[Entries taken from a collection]
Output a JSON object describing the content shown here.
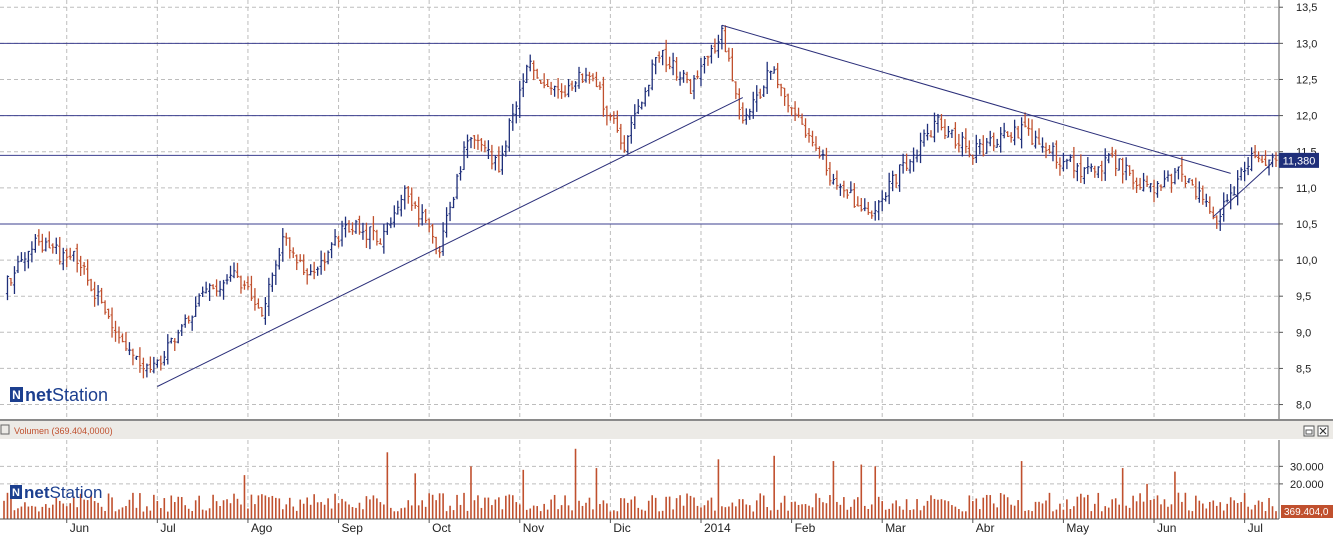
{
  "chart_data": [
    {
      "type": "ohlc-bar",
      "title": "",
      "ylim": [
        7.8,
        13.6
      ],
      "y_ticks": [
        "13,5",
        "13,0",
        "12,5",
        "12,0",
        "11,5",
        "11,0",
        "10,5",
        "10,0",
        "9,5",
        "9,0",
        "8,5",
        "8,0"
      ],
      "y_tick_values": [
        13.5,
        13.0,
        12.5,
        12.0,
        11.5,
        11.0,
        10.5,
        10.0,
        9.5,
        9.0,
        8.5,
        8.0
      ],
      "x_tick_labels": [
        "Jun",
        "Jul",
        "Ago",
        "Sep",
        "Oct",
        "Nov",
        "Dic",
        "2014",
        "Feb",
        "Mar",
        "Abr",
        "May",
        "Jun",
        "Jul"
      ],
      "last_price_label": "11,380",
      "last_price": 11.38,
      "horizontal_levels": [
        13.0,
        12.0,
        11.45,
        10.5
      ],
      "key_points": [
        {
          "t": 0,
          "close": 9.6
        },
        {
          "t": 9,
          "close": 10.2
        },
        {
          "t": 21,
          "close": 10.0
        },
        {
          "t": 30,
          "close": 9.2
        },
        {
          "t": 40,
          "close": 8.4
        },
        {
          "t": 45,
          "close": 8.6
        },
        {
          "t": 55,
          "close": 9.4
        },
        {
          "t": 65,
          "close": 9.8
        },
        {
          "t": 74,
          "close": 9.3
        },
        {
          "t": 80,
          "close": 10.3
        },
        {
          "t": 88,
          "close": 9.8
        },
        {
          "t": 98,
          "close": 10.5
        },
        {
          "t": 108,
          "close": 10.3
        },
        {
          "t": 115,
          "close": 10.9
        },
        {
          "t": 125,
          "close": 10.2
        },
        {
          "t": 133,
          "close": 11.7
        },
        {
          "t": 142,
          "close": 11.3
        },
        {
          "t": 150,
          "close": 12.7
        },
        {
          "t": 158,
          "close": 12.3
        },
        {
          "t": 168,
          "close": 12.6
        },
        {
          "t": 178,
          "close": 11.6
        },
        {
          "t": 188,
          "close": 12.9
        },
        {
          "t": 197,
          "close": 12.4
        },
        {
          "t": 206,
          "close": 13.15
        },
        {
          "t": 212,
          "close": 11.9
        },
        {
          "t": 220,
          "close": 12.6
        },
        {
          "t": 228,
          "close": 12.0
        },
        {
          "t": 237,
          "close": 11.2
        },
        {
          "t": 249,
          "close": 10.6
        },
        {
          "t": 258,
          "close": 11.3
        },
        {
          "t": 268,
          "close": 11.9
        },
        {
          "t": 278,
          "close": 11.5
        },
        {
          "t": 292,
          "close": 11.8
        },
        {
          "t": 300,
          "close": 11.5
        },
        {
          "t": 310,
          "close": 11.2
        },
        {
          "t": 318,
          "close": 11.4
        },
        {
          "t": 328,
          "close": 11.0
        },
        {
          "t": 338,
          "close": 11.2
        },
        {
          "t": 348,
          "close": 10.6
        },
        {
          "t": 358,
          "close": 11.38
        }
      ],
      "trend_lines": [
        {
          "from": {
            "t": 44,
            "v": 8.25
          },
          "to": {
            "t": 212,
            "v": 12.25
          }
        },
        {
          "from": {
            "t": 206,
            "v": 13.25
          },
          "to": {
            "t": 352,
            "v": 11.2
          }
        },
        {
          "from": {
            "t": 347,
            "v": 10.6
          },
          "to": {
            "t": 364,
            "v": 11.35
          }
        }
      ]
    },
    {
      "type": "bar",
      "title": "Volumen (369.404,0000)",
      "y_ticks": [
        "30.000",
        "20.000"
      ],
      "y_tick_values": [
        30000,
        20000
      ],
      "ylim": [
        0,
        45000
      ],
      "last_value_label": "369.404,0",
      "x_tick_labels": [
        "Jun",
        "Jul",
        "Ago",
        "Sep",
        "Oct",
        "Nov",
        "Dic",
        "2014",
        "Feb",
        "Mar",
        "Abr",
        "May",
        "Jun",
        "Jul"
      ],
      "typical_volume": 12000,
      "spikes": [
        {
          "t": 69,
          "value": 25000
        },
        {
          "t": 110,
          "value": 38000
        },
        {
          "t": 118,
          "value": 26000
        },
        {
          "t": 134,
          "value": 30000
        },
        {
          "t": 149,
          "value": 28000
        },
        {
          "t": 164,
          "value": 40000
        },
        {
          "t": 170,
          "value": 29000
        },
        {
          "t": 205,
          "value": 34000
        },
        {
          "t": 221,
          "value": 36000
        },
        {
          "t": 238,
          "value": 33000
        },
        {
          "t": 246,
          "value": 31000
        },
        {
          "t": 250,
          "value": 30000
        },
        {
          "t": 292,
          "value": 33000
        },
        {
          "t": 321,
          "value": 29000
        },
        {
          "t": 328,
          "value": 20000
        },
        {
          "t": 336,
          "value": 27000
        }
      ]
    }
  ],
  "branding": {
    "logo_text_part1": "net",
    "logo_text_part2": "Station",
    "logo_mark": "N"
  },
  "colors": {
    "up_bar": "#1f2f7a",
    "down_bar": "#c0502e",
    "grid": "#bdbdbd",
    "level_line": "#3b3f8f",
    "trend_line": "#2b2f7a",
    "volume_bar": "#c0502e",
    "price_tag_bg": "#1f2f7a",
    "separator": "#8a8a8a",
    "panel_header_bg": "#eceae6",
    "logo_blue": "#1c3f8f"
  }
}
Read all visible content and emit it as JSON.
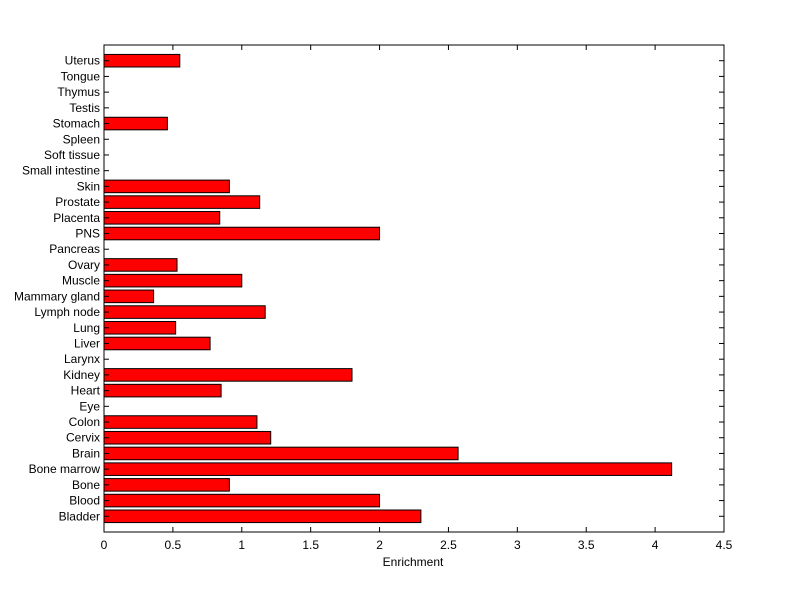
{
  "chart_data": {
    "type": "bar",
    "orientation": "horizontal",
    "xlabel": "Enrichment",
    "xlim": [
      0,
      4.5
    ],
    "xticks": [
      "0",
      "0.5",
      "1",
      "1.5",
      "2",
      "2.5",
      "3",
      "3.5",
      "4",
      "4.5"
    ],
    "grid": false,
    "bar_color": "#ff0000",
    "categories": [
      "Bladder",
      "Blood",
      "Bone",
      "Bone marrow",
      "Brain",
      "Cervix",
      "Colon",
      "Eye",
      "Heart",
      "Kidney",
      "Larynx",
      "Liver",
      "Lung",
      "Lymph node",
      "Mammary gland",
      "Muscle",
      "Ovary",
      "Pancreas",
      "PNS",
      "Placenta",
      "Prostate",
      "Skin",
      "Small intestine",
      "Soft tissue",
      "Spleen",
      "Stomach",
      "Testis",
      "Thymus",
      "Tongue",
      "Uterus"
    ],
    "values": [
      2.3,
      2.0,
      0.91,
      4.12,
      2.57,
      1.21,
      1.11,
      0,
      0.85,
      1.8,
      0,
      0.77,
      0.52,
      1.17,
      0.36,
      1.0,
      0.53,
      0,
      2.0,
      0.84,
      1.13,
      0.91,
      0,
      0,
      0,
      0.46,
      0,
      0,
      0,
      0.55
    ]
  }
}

Work to do.
Go through the records and show every line with the string "JSON" in it.

Result for this exercise.
Output a JSON object describing the content shown here.
Read all visible content and emit it as JSON.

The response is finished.